§ **Task prompt**: Everything in the data must be repeated exactly, apart from the pictures, which are left out.

§ **Exercise inputs**:
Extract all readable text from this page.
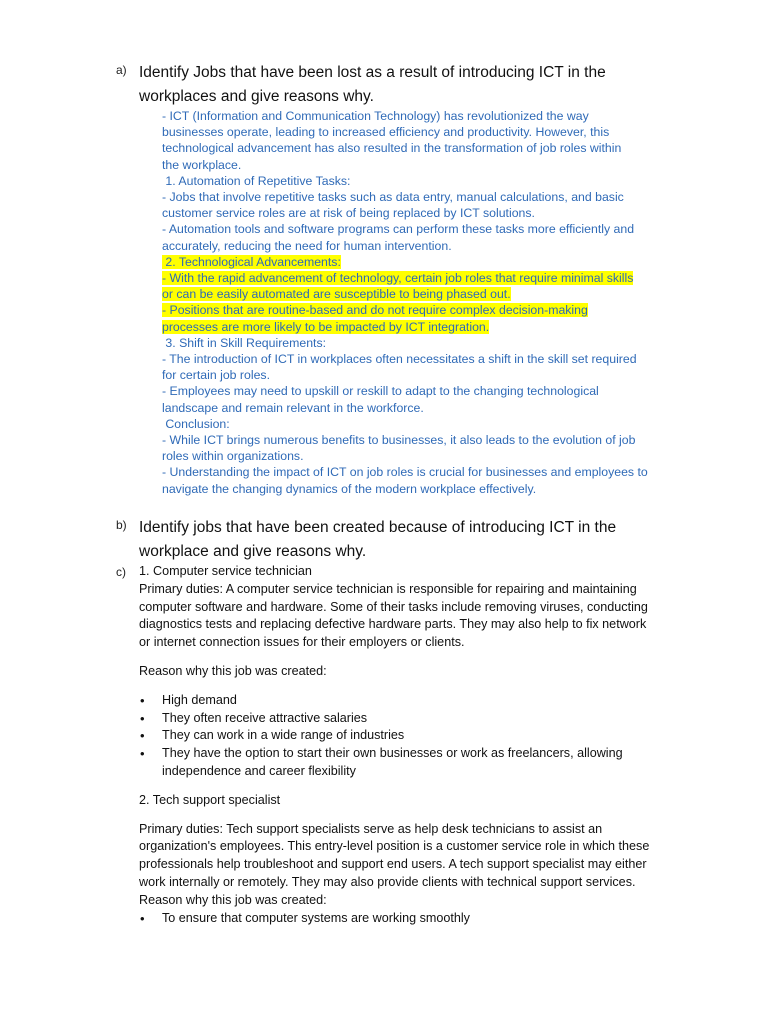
a) Identify Jobs that have been lost as a result of introducing ICT in the
workplaces and give reasons why.
- ICT (Information and Communication Technology) has revolutionized the way
businesses operate, leading to increased efficiency and productivity. However, this
technological advancement has also resulted in the transformation of job roles within
the workplace.
1. Automation of Repetitive Tasks:
- Jobs that involve repetitive tasks such as data entry, manual calculations, and basic
customer service roles are at risk of being replaced by ICT solutions.
- Automation tools and software programs can perform these tasks more efficiently and
accurately, reducing the need for human intervention.
2. Technological Advancements:
- With the rapid advancement of technology, certain job roles that require minimal skills
or can be easily automated are susceptible to being phased out.
- Positions that are routine-based and do not require complex decision-making
processes are more likely to be impacted by ICT integration.
3. Shift in Skill Requirements:
- The introduction of ICT in workplaces often necessitates a shift in the skill set required
for certain job roles.
- Employees may need to upskill or reskill to adapt to the changing technological
landscape and remain relevant in the workforce.
Conclusion:
- While ICT brings numerous benefits to businesses, it also leads to the evolution of job
roles within organizations.
- Understanding the impact of ICT on job roles is crucial for businesses and employees to
navigate the changing dynamics of the modern workplace effectively.
b) Identify jobs that have been created because of introducing ICT in the
workplace and give reasons why.
c) 1. Computer service technician
Primary duties: A computer service technician is responsible for repairing and maintaining
computer software and hardware. Some of their tasks include removing viruses, conducting
diagnostics tests and replacing defective hardware parts. They may also help to fix network
or internet connection issues for their employers or clients.
Reason why this job was created:
• High demand
• They often receive attractive salaries
• They can work in a wide range of industries
• They have the option to start their own businesses or work as freelancers, allowing
independence and career flexibility
2. Tech support specialist
Primary duties: Tech support specialists serve as help desk technicians to assist an
organization's employees. This entry-level position is a customer service role in which these
professionals help troubleshoot and support end users. A tech support specialist may either
work internally or remotely. They may also provide clients with technical support services.
Reason why this job was created:
• To ensure that computer systems are working smoothly
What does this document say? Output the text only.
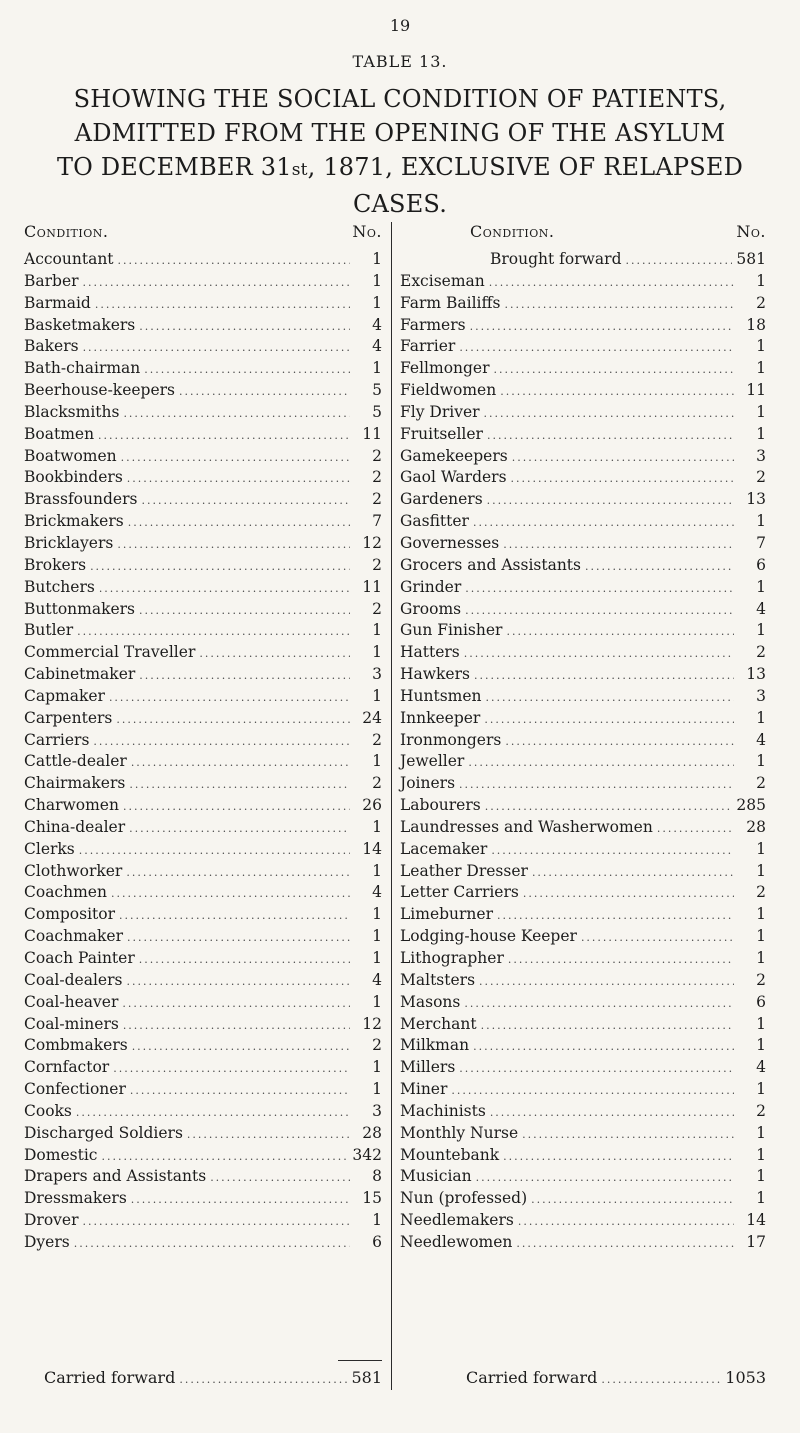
19
TABLE 13.
SHOWING THE SOCIAL CONDITION OF PATIENTS,
ADMITTED FROM THE OPENING OF THE ASYLUM
TO DECEMBER 31st, 1871, EXCLUSIVE OF RELAPSED
CASES.
Condition.	No.
Accountant .....	1
Barber .....	1
Barmaid .....	1
Basketmakers .....	4
Bakers .....	4
Bath-chairman .....	1
Beerhouse-keepers .....	5
Blacksmiths .....	5
Boatmen .....	11
Boatwomen .....	2
Bookbinders .....	2
Brassfounders .....	2
Brickmakers .....	7
Bricklayers .....	12
Brokers .....	2
Butchers .....	11
Buttonmakers .....	2
Butler .....	1
Commercial Traveller .....	1
Cabinetmaker .....	3
Capmaker .....	1
Carpenters .....	24
Carriers .....	2
Cattle-dealer .....	1
Chairmakers .....	2
Charwomen .....	26
China-dealer .....	1
Clerks .....	14
Clothworker .....	1
Coachmen .....	4
Compositor .....	1
Coachmaker .....	1
Coach Painter .....	1
Coal-dealers .....	4
Coal-heaver .....	1
Coal-miners .....	12
Combmakers .....	2
Cornfactor .....	1
Confectioner .....	1
Cooks .....	3
Discharged Soldiers .....	28
Domestic .....	342
Drapers and Assistants .....	8
Dressmakers .....	15
Drover .....	1
Dyers .....	6
Condition.	No.
Brought forward .....	581
Exciseman .....	1
Farm Bailiffs .....	2
Farmers .....	18
Farrier .....	1
Fellmonger .....	1
Fieldwomen .....	11
Fly Driver .....	1
Fruitseller .....	1
Gamekeepers .....	3
Gaol Warders .....	2
Gardeners .....	13
Gasfitter .....	1
Governesses .....	7
Grocers and Assistants .....	6
Grinder .....	1
Grooms .....	4
Gun Finisher .....	1
Hatters .....	2
Hawkers .....	13
Huntsmen .....	3
Innkeeper .....	1
Ironmongers .....	4
Jeweller .....	1
Joiners .....	2
Labourers .....	285
Laundresses and Washerwomen .....	28
Lacemaker .....	1
Leather Dresser .....	1
Letter Carriers .....	2
Limeburner .....	1
Lodging-house Keeper .....	1
Lithographer .....	1
Maltsters .....	2
Masons .....	6
Merchant .....	1
Milkman .....	1
Millers .....	4
Miner .....	1
Machinists .....	2
Monthly Nurse .....	1
Mountebank .....	1
Musician .....	1
Nun (professed) .....	1
Needlemakers .....	14
Needlewomen .....	17
Carried forward .....	581	Carried forward .....	1053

§ **Exercise solution**:
Extract all readable text from this page.
a) Identify Jobs that have been lost as a result of introducing ICT in the
workplaces and give reasons why.
- ICT (Information and Communication Technology) has revolutionized the way
businesses operate, leading to increased efficiency and productivity. However, this
technological advancement has also resulted in the transformation of job roles within
the workplace.
1. Automation of Repetitive Tasks:
- Jobs that involve repetitive tasks such as data entry, manual calculations, and basic
customer service roles are at risk of being replaced by ICT solutions.
- Automation tools and software programs can perform these tasks more efficiently and
accurately, reducing the need for human intervention.
2. Technological Advancements:
- With the rapid advancement of technology, certain job roles that require minimal skills
or can be easily automated are susceptible to being phased out.
- Positions that are routine-based and do not require complex decision-making
processes are more likely to be impacted by ICT integration.
3. Shift in Skill Requirements:
- The introduction of ICT in workplaces often necessitates a shift in the skill set required
for certain job roles.
- Employees may need to upskill or reskill to adapt to the changing technological
landscape and remain relevant in the workforce.
Conclusion:
- While ICT brings numerous benefits to businesses, it also leads to the evolution of job
roles within organizations.
- Understanding the impact of ICT on job roles is crucial for businesses and employees to
navigate the changing dynamics of the modern workplace effectively.
b) Identify jobs that have been created because of introducing ICT in the
workplace and give reasons why.
c) 1. Computer service technician
Primary duties: A computer service technician is responsible for repairing and maintaining
computer software and hardware. Some of their tasks include removing viruses, conducting
diagnostics tests and replacing defective hardware parts. They may also help to fix network
or internet connection issues for their employers or clients.
Reason why this job was created:
• High demand
• They often receive attractive salaries
• They can work in a wide range of industries
• They have the option to start their own businesses or work as freelancers, allowing
independence and career flexibility
2. Tech support specialist
Primary duties: Tech support specialists serve as help desk technicians to assist an
organization's employees. This entry-level position is a customer service role in which these
professionals help troubleshoot and support end users. A tech support specialist may either
work internally or remotely. They may also provide clients with technical support services.
Reason why this job was created:
• To ensure that computer systems are working smoothly
What does this document say? Output the text only.
19
TABLE 13.
SHOWING THE SOCIAL CONDITION OF PATIENTS,
ADMITTED FROM THE OPENING OF THE ASYLUM
TO DECEMBER 31st, 1871, EXCLUSIVE OF RELAPSED
CASES.
Condition.	No.
Accountant .....	1
Barber .....	1
Barmaid .....	1
Basketmakers .....	4
Bakers .....	4
Bath-chairman .....	1
Beerhouse-keepers .....	5
Blacksmiths .....	5
Boatmen .....	11
Boatwomen .....	2
Bookbinders .....	2
Brassfounders .....	2
Brickmakers .....	7
Bricklayers .....	12
Brokers .....	2
Butchers .....	11
Buttonmakers .....	2
Butler .....	1
Commercial Traveller .....	1
Cabinetmaker .....	3
Capmaker .....	1
Carpenters .....	24
Carriers .....	2
Cattle-dealer .....	1
Chairmakers .....	2
Charwomen .....	26
China-dealer .....	1
Clerks .....	14
Clothworker .....	1
Coachmen .....	4
Compositor .....	1
Coachmaker .....	1
Coach Painter .....	1
Coal-dealers .....	4
Coal-heaver .....	1
Coal-miners .....	12
Combmakers .....	2
Cornfactor .....	1
Confectioner .....	1
Cooks .....	3
Discharged Soldiers .....	28
Domestic .....	342
Drapers and Assistants .....	8
Dressmakers .....	15
Drover .....	1
Dyers .....	6
Condition.	No.
Brought forward .....	581
Exciseman .....	1
Farm Bailiffs .....	2
Farmers .....	18
Farrier .....	1
Fellmonger .....	1
Fieldwomen .....	11
Fly Driver .....	1
Fruitseller .....	1
Gamekeepers .....	3
Gaol Warders .....	2
Gardeners .....	13
Gasfitter .....	1
Governesses .....	7
Grocers and Assistants .....	6
Grinder .....	1
Grooms .....	4
Gun Finisher .....	1
Hatters .....	2
Hawkers .....	13
Huntsmen .....	3
Innkeeper .....	1
Ironmongers .....	4
Jeweller .....	1
Joiners .....	2
Labourers .....	285
Laundresses and Washerwomen .....	28
Lacemaker .....	1
Leather Dresser .....	1
Letter Carriers .....	2
Limeburner .....	1
Lodging-house Keeper .....	1
Lithographer .....	1
Maltsters .....	2
Masons .....	6
Merchant .....	1
Milkman .....	1
Millers .....	4
Miner .....	1
Machinists .....	2
Monthly Nurse .....	1
Mountebank .....	1
Musician .....	1
Nun (professed) .....	1
Needlemakers .....	14
Needlewomen .....	17
Carried forward .....	581	Carried forward .....	1053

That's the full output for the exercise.